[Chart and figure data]
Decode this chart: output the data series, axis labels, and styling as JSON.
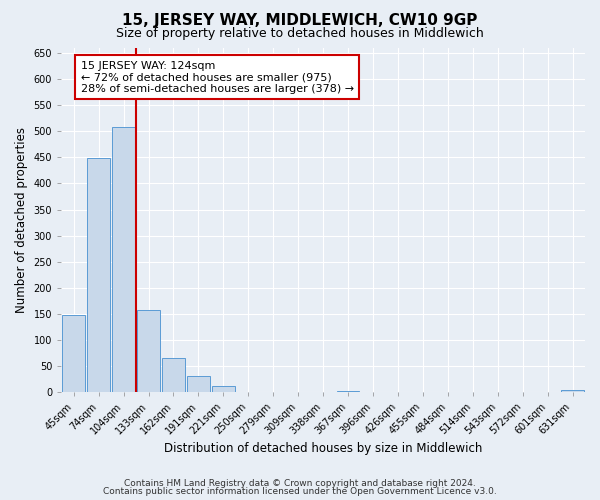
{
  "title": "15, JERSEY WAY, MIDDLEWICH, CW10 9GP",
  "subtitle": "Size of property relative to detached houses in Middlewich",
  "xlabel": "Distribution of detached houses by size in Middlewich",
  "ylabel": "Number of detached properties",
  "bar_labels": [
    "45sqm",
    "74sqm",
    "104sqm",
    "133sqm",
    "162sqm",
    "191sqm",
    "221sqm",
    "250sqm",
    "279sqm",
    "309sqm",
    "338sqm",
    "367sqm",
    "396sqm",
    "426sqm",
    "455sqm",
    "484sqm",
    "514sqm",
    "543sqm",
    "572sqm",
    "601sqm",
    "631sqm"
  ],
  "bar_values": [
    148,
    449,
    507,
    158,
    65,
    32,
    12,
    0,
    0,
    0,
    0,
    3,
    0,
    0,
    0,
    0,
    0,
    0,
    0,
    0,
    4
  ],
  "bar_color": "#c8d8ea",
  "bar_edge_color": "#5b9bd5",
  "vline_position": 2.5,
  "vline_color": "#cc0000",
  "ylim_min": 0,
  "ylim_max": 660,
  "yticks": [
    0,
    50,
    100,
    150,
    200,
    250,
    300,
    350,
    400,
    450,
    500,
    550,
    600,
    650
  ],
  "annotation_line1": "15 JERSEY WAY: 124sqm",
  "annotation_line2": "← 72% of detached houses are smaller (975)",
  "annotation_line3": "28% of semi-detached houses are larger (378) →",
  "annotation_box_edgecolor": "#cc0000",
  "annotation_box_facecolor": "#ffffff",
  "footer_line1": "Contains HM Land Registry data © Crown copyright and database right 2024.",
  "footer_line2": "Contains public sector information licensed under the Open Government Licence v3.0.",
  "background_color": "#e8eef5",
  "grid_color": "#ffffff",
  "title_fontsize": 11,
  "subtitle_fontsize": 9,
  "axis_label_fontsize": 8.5,
  "tick_fontsize": 7,
  "footer_fontsize": 6.5,
  "annotation_fontsize": 8
}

» GIVEN EXERCISE
Give back every line exactly as it stands, pictures excluded.

» ANSWER FOR THIS EXERCISE
Decode this chart: output the data series, axis labels, and styling as JSON.
{
  "title": "15, JERSEY WAY, MIDDLEWICH, CW10 9GP",
  "subtitle": "Size of property relative to detached houses in Middlewich",
  "xlabel": "Distribution of detached houses by size in Middlewich",
  "ylabel": "Number of detached properties",
  "bar_labels": [
    "45sqm",
    "74sqm",
    "104sqm",
    "133sqm",
    "162sqm",
    "191sqm",
    "221sqm",
    "250sqm",
    "279sqm",
    "309sqm",
    "338sqm",
    "367sqm",
    "396sqm",
    "426sqm",
    "455sqm",
    "484sqm",
    "514sqm",
    "543sqm",
    "572sqm",
    "601sqm",
    "631sqm"
  ],
  "bar_values": [
    148,
    449,
    507,
    158,
    65,
    32,
    12,
    0,
    0,
    0,
    0,
    3,
    0,
    0,
    0,
    0,
    0,
    0,
    0,
    0,
    4
  ],
  "bar_color": "#c8d8ea",
  "bar_edge_color": "#5b9bd5",
  "vline_position": 2.5,
  "vline_color": "#cc0000",
  "ylim_min": 0,
  "ylim_max": 660,
  "yticks": [
    0,
    50,
    100,
    150,
    200,
    250,
    300,
    350,
    400,
    450,
    500,
    550,
    600,
    650
  ],
  "annotation_line1": "15 JERSEY WAY: 124sqm",
  "annotation_line2": "← 72% of detached houses are smaller (975)",
  "annotation_line3": "28% of semi-detached houses are larger (378) →",
  "annotation_box_edgecolor": "#cc0000",
  "annotation_box_facecolor": "#ffffff",
  "footer_line1": "Contains HM Land Registry data © Crown copyright and database right 2024.",
  "footer_line2": "Contains public sector information licensed under the Open Government Licence v3.0.",
  "background_color": "#e8eef5",
  "grid_color": "#ffffff",
  "title_fontsize": 11,
  "subtitle_fontsize": 9,
  "axis_label_fontsize": 8.5,
  "tick_fontsize": 7,
  "footer_fontsize": 6.5,
  "annotation_fontsize": 8
}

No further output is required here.